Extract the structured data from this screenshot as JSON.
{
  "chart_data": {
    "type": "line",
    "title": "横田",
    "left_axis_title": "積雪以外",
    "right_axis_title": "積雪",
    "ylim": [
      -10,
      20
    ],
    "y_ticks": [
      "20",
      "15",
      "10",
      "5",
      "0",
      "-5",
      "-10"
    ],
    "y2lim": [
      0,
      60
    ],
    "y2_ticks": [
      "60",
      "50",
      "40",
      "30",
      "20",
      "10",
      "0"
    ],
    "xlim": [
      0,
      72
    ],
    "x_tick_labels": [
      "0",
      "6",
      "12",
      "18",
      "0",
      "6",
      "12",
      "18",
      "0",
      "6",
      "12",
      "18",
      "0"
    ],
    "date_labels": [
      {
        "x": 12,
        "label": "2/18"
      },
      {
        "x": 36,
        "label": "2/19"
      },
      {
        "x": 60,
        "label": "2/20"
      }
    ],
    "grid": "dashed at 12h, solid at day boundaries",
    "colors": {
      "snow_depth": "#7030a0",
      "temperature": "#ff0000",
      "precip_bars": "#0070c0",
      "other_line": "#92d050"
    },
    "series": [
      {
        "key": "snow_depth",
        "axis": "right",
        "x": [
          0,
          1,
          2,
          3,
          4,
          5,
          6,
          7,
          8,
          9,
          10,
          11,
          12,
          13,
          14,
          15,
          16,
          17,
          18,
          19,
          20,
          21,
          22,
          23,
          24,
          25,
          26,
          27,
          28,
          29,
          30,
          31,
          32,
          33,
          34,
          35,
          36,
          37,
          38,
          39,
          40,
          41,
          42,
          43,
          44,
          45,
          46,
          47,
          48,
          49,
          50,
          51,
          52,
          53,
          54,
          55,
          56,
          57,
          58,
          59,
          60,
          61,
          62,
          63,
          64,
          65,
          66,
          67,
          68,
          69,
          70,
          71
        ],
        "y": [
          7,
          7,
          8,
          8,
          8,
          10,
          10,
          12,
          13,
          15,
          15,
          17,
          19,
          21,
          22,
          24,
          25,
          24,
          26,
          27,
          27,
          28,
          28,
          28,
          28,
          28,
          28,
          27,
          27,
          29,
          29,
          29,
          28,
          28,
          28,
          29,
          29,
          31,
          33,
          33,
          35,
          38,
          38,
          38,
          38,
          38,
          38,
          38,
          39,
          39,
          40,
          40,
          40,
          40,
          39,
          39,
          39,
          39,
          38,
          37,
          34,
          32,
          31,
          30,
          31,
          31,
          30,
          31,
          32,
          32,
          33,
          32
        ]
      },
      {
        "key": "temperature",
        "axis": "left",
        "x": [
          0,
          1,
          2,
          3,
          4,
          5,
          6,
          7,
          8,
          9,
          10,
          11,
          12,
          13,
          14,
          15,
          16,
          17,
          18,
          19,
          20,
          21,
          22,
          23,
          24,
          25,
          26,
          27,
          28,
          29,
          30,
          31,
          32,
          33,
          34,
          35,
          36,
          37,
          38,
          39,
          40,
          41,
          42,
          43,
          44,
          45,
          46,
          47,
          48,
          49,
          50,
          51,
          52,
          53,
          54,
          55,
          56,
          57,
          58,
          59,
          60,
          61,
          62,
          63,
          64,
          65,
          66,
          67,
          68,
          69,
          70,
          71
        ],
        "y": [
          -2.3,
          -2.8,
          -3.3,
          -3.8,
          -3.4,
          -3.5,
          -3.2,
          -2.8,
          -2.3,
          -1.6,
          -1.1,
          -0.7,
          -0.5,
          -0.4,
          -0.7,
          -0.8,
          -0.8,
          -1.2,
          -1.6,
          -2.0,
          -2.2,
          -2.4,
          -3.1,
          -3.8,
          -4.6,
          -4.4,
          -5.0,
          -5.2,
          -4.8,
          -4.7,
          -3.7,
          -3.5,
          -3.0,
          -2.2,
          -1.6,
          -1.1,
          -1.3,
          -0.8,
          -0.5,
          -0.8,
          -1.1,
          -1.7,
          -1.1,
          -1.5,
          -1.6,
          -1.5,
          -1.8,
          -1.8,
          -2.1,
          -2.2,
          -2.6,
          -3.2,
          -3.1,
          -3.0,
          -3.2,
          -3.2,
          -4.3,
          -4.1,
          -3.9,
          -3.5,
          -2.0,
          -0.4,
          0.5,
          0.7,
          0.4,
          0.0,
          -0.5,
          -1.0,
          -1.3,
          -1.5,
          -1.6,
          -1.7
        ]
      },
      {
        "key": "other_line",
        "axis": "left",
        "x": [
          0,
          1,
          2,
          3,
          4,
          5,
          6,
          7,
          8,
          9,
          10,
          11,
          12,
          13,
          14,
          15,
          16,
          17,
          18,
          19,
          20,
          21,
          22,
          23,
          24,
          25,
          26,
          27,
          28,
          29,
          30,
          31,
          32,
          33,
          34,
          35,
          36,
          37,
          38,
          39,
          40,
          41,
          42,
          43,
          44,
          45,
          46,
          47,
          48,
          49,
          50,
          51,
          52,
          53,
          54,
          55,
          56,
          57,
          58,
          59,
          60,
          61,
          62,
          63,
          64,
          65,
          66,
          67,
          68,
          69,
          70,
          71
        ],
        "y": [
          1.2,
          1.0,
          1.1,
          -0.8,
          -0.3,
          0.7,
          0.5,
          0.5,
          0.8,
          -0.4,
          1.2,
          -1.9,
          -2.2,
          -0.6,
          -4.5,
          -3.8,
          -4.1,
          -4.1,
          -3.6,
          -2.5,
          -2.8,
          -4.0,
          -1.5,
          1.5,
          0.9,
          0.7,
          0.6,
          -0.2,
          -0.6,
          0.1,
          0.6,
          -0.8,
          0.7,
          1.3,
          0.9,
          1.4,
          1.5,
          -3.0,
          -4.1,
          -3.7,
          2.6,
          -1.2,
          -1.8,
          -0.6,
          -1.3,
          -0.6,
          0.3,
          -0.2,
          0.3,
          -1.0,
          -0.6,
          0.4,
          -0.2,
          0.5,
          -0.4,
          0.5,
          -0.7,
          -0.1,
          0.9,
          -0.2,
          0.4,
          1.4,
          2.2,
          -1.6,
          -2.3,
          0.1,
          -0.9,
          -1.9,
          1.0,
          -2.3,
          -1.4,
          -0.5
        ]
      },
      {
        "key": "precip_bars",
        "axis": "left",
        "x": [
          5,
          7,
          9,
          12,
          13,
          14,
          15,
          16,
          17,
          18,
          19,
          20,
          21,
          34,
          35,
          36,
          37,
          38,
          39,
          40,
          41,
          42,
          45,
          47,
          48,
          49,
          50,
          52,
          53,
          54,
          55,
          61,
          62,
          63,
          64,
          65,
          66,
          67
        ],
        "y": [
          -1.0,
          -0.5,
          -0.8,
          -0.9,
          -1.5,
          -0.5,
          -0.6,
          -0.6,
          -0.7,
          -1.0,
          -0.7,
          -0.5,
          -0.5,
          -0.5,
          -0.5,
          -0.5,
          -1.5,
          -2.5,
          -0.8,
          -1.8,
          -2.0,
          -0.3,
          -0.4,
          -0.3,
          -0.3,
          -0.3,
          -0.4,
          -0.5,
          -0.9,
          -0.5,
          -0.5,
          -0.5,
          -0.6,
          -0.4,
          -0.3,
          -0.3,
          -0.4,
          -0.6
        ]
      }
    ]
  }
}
★ ★ ★ ★
SHORT PROBLEM » Write down the full listing again, exactly.

FINISHED TASK »
Extract the structured data from this screenshot as JSON.
{
  "chart_data": {
    "type": "line",
    "title": "横田",
    "left_axis_title": "積雪以外",
    "right_axis_title": "積雪",
    "ylim": [
      -10,
      20
    ],
    "y_ticks": [
      "20",
      "15",
      "10",
      "5",
      "0",
      "-5",
      "-10"
    ],
    "y2lim": [
      0,
      60
    ],
    "y2_ticks": [
      "60",
      "50",
      "40",
      "30",
      "20",
      "10",
      "0"
    ],
    "xlim": [
      0,
      72
    ],
    "x_tick_labels": [
      "0",
      "6",
      "12",
      "18",
      "0",
      "6",
      "12",
      "18",
      "0",
      "6",
      "12",
      "18",
      "0"
    ],
    "date_labels": [
      {
        "x": 12,
        "label": "2/18"
      },
      {
        "x": 36,
        "label": "2/19"
      },
      {
        "x": 60,
        "label": "2/20"
      }
    ],
    "grid": "dashed at 12h, solid at day boundaries",
    "colors": {
      "snow_depth": "#7030a0",
      "temperature": "#ff0000",
      "precip_bars": "#0070c0",
      "other_line": "#92d050"
    },
    "series": [
      {
        "key": "snow_depth",
        "axis": "right",
        "x": [
          0,
          1,
          2,
          3,
          4,
          5,
          6,
          7,
          8,
          9,
          10,
          11,
          12,
          13,
          14,
          15,
          16,
          17,
          18,
          19,
          20,
          21,
          22,
          23,
          24,
          25,
          26,
          27,
          28,
          29,
          30,
          31,
          32,
          33,
          34,
          35,
          36,
          37,
          38,
          39,
          40,
          41,
          42,
          43,
          44,
          45,
          46,
          47,
          48,
          49,
          50,
          51,
          52,
          53,
          54,
          55,
          56,
          57,
          58,
          59,
          60,
          61,
          62,
          63,
          64,
          65,
          66,
          67,
          68,
          69,
          70,
          71
        ],
        "y": [
          7,
          7,
          8,
          8,
          8,
          10,
          10,
          12,
          13,
          15,
          15,
          17,
          19,
          21,
          22,
          24,
          25,
          24,
          26,
          27,
          27,
          28,
          28,
          28,
          28,
          28,
          28,
          27,
          27,
          29,
          29,
          29,
          28,
          28,
          28,
          29,
          29,
          31,
          33,
          33,
          35,
          38,
          38,
          38,
          38,
          38,
          38,
          38,
          39,
          39,
          40,
          40,
          40,
          40,
          39,
          39,
          39,
          39,
          38,
          37,
          34,
          32,
          31,
          30,
          31,
          31,
          30,
          31,
          32,
          32,
          33,
          32
        ]
      },
      {
        "key": "temperature",
        "axis": "left",
        "x": [
          0,
          1,
          2,
          3,
          4,
          5,
          6,
          7,
          8,
          9,
          10,
          11,
          12,
          13,
          14,
          15,
          16,
          17,
          18,
          19,
          20,
          21,
          22,
          23,
          24,
          25,
          26,
          27,
          28,
          29,
          30,
          31,
          32,
          33,
          34,
          35,
          36,
          37,
          38,
          39,
          40,
          41,
          42,
          43,
          44,
          45,
          46,
          47,
          48,
          49,
          50,
          51,
          52,
          53,
          54,
          55,
          56,
          57,
          58,
          59,
          60,
          61,
          62,
          63,
          64,
          65,
          66,
          67,
          68,
          69,
          70,
          71
        ],
        "y": [
          -2.3,
          -2.8,
          -3.3,
          -3.8,
          -3.4,
          -3.5,
          -3.2,
          -2.8,
          -2.3,
          -1.6,
          -1.1,
          -0.7,
          -0.5,
          -0.4,
          -0.7,
          -0.8,
          -0.8,
          -1.2,
          -1.6,
          -2.0,
          -2.2,
          -2.4,
          -3.1,
          -3.8,
          -4.6,
          -4.4,
          -5.0,
          -5.2,
          -4.8,
          -4.7,
          -3.7,
          -3.5,
          -3.0,
          -2.2,
          -1.6,
          -1.1,
          -1.3,
          -0.8,
          -0.5,
          -0.8,
          -1.1,
          -1.7,
          -1.1,
          -1.5,
          -1.6,
          -1.5,
          -1.8,
          -1.8,
          -2.1,
          -2.2,
          -2.6,
          -3.2,
          -3.1,
          -3.0,
          -3.2,
          -3.2,
          -4.3,
          -4.1,
          -3.9,
          -3.5,
          -2.0,
          -0.4,
          0.5,
          0.7,
          0.4,
          0.0,
          -0.5,
          -1.0,
          -1.3,
          -1.5,
          -1.6,
          -1.7
        ]
      },
      {
        "key": "other_line",
        "axis": "left",
        "x": [
          0,
          1,
          2,
          3,
          4,
          5,
          6,
          7,
          8,
          9,
          10,
          11,
          12,
          13,
          14,
          15,
          16,
          17,
          18,
          19,
          20,
          21,
          22,
          23,
          24,
          25,
          26,
          27,
          28,
          29,
          30,
          31,
          32,
          33,
          34,
          35,
          36,
          37,
          38,
          39,
          40,
          41,
          42,
          43,
          44,
          45,
          46,
          47,
          48,
          49,
          50,
          51,
          52,
          53,
          54,
          55,
          56,
          57,
          58,
          59,
          60,
          61,
          62,
          63,
          64,
          65,
          66,
          67,
          68,
          69,
          70,
          71
        ],
        "y": [
          1.2,
          1.0,
          1.1,
          -0.8,
          -0.3,
          0.7,
          0.5,
          0.5,
          0.8,
          -0.4,
          1.2,
          -1.9,
          -2.2,
          -0.6,
          -4.5,
          -3.8,
          -4.1,
          -4.1,
          -3.6,
          -2.5,
          -2.8,
          -4.0,
          -1.5,
          1.5,
          0.9,
          0.7,
          0.6,
          -0.2,
          -0.6,
          0.1,
          0.6,
          -0.8,
          0.7,
          1.3,
          0.9,
          1.4,
          1.5,
          -3.0,
          -4.1,
          -3.7,
          2.6,
          -1.2,
          -1.8,
          -0.6,
          -1.3,
          -0.6,
          0.3,
          -0.2,
          0.3,
          -1.0,
          -0.6,
          0.4,
          -0.2,
          0.5,
          -0.4,
          0.5,
          -0.7,
          -0.1,
          0.9,
          -0.2,
          0.4,
          1.4,
          2.2,
          -1.6,
          -2.3,
          0.1,
          -0.9,
          -1.9,
          1.0,
          -2.3,
          -1.4,
          -0.5
        ]
      },
      {
        "key": "precip_bars",
        "axis": "left",
        "x": [
          5,
          7,
          9,
          12,
          13,
          14,
          15,
          16,
          17,
          18,
          19,
          20,
          21,
          34,
          35,
          36,
          37,
          38,
          39,
          40,
          41,
          42,
          45,
          47,
          48,
          49,
          50,
          52,
          53,
          54,
          55,
          61,
          62,
          63,
          64,
          65,
          66,
          67
        ],
        "y": [
          -1.0,
          -0.5,
          -0.8,
          -0.9,
          -1.5,
          -0.5,
          -0.6,
          -0.6,
          -0.7,
          -1.0,
          -0.7,
          -0.5,
          -0.5,
          -0.5,
          -0.5,
          -0.5,
          -1.5,
          -2.5,
          -0.8,
          -1.8,
          -2.0,
          -0.3,
          -0.4,
          -0.3,
          -0.3,
          -0.3,
          -0.4,
          -0.5,
          -0.9,
          -0.5,
          -0.5,
          -0.5,
          -0.6,
          -0.4,
          -0.3,
          -0.3,
          -0.4,
          -0.6
        ]
      }
    ]
  }
}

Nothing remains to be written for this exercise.